• **The request**
All of the records below should be output exactly.

⟨

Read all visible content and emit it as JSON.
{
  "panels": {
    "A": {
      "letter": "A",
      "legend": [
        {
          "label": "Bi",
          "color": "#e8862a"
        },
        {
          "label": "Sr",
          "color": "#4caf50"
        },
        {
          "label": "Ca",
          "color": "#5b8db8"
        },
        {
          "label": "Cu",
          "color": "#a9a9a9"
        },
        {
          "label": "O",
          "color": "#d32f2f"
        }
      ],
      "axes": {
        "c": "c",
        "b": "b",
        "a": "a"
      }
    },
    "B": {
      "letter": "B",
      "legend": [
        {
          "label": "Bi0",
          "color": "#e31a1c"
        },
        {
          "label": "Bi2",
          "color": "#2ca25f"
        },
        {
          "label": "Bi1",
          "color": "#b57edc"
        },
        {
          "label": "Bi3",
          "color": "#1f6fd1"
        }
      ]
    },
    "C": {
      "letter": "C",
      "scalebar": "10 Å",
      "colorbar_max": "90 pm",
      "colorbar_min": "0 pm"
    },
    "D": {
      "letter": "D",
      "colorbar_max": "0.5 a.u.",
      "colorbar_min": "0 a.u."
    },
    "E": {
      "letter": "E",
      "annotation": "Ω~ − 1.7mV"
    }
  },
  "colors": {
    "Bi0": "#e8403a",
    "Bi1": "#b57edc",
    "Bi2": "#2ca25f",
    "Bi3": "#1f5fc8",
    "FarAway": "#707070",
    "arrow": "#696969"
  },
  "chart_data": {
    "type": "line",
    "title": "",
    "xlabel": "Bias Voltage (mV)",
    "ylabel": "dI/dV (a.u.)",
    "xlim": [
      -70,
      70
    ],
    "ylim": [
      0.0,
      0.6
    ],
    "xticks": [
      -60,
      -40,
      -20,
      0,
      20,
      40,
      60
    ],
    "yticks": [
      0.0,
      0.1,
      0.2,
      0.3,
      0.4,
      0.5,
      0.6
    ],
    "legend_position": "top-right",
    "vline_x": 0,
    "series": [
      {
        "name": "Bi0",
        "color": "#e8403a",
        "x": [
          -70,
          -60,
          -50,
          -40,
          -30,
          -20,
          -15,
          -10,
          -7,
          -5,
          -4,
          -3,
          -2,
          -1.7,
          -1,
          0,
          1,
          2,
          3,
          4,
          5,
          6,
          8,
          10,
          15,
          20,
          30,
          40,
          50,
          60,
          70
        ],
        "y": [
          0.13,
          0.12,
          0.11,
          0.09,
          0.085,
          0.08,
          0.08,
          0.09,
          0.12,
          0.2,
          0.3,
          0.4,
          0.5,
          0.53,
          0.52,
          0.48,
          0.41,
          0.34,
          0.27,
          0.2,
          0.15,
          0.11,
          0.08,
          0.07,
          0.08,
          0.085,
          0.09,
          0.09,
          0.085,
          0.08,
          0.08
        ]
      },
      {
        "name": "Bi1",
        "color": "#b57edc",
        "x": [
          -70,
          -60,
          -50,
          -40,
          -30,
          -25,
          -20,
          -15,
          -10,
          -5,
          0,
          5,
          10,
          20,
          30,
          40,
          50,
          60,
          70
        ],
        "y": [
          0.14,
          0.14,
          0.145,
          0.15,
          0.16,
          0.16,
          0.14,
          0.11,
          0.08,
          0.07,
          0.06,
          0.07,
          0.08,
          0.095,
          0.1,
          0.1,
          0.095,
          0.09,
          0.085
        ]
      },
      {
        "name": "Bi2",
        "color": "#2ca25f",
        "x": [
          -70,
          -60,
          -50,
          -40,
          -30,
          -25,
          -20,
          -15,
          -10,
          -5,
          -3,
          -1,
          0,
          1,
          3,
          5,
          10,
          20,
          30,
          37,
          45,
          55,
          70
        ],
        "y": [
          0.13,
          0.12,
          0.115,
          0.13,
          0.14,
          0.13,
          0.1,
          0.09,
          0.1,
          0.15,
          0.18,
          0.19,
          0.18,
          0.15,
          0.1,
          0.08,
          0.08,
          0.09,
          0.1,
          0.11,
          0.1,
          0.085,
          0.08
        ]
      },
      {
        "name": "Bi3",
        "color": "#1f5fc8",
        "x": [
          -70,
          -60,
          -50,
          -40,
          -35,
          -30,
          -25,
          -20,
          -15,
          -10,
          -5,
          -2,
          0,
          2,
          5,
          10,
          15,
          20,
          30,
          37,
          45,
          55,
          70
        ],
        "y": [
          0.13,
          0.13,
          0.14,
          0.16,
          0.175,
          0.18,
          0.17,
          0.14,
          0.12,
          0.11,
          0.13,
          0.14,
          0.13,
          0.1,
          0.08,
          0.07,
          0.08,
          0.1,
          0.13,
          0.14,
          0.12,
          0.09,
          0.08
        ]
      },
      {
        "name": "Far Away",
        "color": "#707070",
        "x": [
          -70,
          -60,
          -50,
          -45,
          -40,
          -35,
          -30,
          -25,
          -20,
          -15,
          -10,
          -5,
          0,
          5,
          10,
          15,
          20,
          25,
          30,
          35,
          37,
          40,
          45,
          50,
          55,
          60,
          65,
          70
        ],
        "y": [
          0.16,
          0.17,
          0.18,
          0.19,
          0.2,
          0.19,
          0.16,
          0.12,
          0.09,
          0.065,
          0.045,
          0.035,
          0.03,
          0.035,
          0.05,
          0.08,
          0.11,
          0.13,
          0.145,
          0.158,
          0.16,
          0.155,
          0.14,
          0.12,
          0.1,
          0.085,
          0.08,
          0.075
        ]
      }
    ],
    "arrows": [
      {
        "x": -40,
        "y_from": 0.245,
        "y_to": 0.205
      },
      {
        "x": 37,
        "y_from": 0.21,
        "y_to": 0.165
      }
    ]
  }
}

⟩

• **Output for this task**
Read all visible content and emit it as JSON.
{
  "panels": {
    "A": {
      "letter": "A",
      "legend": [
        {
          "label": "Bi",
          "color": "#e8862a"
        },
        {
          "label": "Sr",
          "color": "#4caf50"
        },
        {
          "label": "Ca",
          "color": "#5b8db8"
        },
        {
          "label": "Cu",
          "color": "#a9a9a9"
        },
        {
          "label": "O",
          "color": "#d32f2f"
        }
      ],
      "axes": {
        "c": "c",
        "b": "b",
        "a": "a"
      }
    },
    "B": {
      "letter": "B",
      "legend": [
        {
          "label": "Bi0",
          "color": "#e31a1c"
        },
        {
          "label": "Bi2",
          "color": "#2ca25f"
        },
        {
          "label": "Bi1",
          "color": "#b57edc"
        },
        {
          "label": "Bi3",
          "color": "#1f6fd1"
        }
      ]
    },
    "C": {
      "letter": "C",
      "scalebar": "10 Å",
      "colorbar_max": "90 pm",
      "colorbar_min": "0 pm"
    },
    "D": {
      "letter": "D",
      "colorbar_max": "0.5 a.u.",
      "colorbar_min": "0 a.u."
    },
    "E": {
      "letter": "E",
      "annotation": "Ω~ − 1.7mV"
    }
  },
  "colors": {
    "Bi0": "#e8403a",
    "Bi1": "#b57edc",
    "Bi2": "#2ca25f",
    "Bi3": "#1f5fc8",
    "FarAway": "#707070",
    "arrow": "#696969"
  },
  "chart_data": {
    "type": "line",
    "title": "",
    "xlabel": "Bias Voltage (mV)",
    "ylabel": "dI/dV (a.u.)",
    "xlim": [
      -70,
      70
    ],
    "ylim": [
      0.0,
      0.6
    ],
    "xticks": [
      -60,
      -40,
      -20,
      0,
      20,
      40,
      60
    ],
    "yticks": [
      0.0,
      0.1,
      0.2,
      0.3,
      0.4,
      0.5,
      0.6
    ],
    "legend_position": "top-right",
    "vline_x": 0,
    "series": [
      {
        "name": "Bi0",
        "color": "#e8403a",
        "x": [
          -70,
          -60,
          -50,
          -40,
          -30,
          -20,
          -15,
          -10,
          -7,
          -5,
          -4,
          -3,
          -2,
          -1.7,
          -1,
          0,
          1,
          2,
          3,
          4,
          5,
          6,
          8,
          10,
          15,
          20,
          30,
          40,
          50,
          60,
          70
        ],
        "y": [
          0.13,
          0.12,
          0.11,
          0.09,
          0.085,
          0.08,
          0.08,
          0.09,
          0.12,
          0.2,
          0.3,
          0.4,
          0.5,
          0.53,
          0.52,
          0.48,
          0.41,
          0.34,
          0.27,
          0.2,
          0.15,
          0.11,
          0.08,
          0.07,
          0.08,
          0.085,
          0.09,
          0.09,
          0.085,
          0.08,
          0.08
        ]
      },
      {
        "name": "Bi1",
        "color": "#b57edc",
        "x": [
          -70,
          -60,
          -50,
          -40,
          -30,
          -25,
          -20,
          -15,
          -10,
          -5,
          0,
          5,
          10,
          20,
          30,
          40,
          50,
          60,
          70
        ],
        "y": [
          0.14,
          0.14,
          0.145,
          0.15,
          0.16,
          0.16,
          0.14,
          0.11,
          0.08,
          0.07,
          0.06,
          0.07,
          0.08,
          0.095,
          0.1,
          0.1,
          0.095,
          0.09,
          0.085
        ]
      },
      {
        "name": "Bi2",
        "color": "#2ca25f",
        "x": [
          -70,
          -60,
          -50,
          -40,
          -30,
          -25,
          -20,
          -15,
          -10,
          -5,
          -3,
          -1,
          0,
          1,
          3,
          5,
          10,
          20,
          30,
          37,
          45,
          55,
          70
        ],
        "y": [
          0.13,
          0.12,
          0.115,
          0.13,
          0.14,
          0.13,
          0.1,
          0.09,
          0.1,
          0.15,
          0.18,
          0.19,
          0.18,
          0.15,
          0.1,
          0.08,
          0.08,
          0.09,
          0.1,
          0.11,
          0.1,
          0.085,
          0.08
        ]
      },
      {
        "name": "Bi3",
        "color": "#1f5fc8",
        "x": [
          -70,
          -60,
          -50,
          -40,
          -35,
          -30,
          -25,
          -20,
          -15,
          -10,
          -5,
          -2,
          0,
          2,
          5,
          10,
          15,
          20,
          30,
          37,
          45,
          55,
          70
        ],
        "y": [
          0.13,
          0.13,
          0.14,
          0.16,
          0.175,
          0.18,
          0.17,
          0.14,
          0.12,
          0.11,
          0.13,
          0.14,
          0.13,
          0.1,
          0.08,
          0.07,
          0.08,
          0.1,
          0.13,
          0.14,
          0.12,
          0.09,
          0.08
        ]
      },
      {
        "name": "Far Away",
        "color": "#707070",
        "x": [
          -70,
          -60,
          -50,
          -45,
          -40,
          -35,
          -30,
          -25,
          -20,
          -15,
          -10,
          -5,
          0,
          5,
          10,
          15,
          20,
          25,
          30,
          35,
          37,
          40,
          45,
          50,
          55,
          60,
          65,
          70
        ],
        "y": [
          0.16,
          0.17,
          0.18,
          0.19,
          0.2,
          0.19,
          0.16,
          0.12,
          0.09,
          0.065,
          0.045,
          0.035,
          0.03,
          0.035,
          0.05,
          0.08,
          0.11,
          0.13,
          0.145,
          0.158,
          0.16,
          0.155,
          0.14,
          0.12,
          0.1,
          0.085,
          0.08,
          0.075
        ]
      }
    ],
    "arrows": [
      {
        "x": -40,
        "y_from": 0.245,
        "y_to": 0.205
      },
      {
        "x": 37,
        "y_from": 0.21,
        "y_to": 0.165
      }
    ]
  }
}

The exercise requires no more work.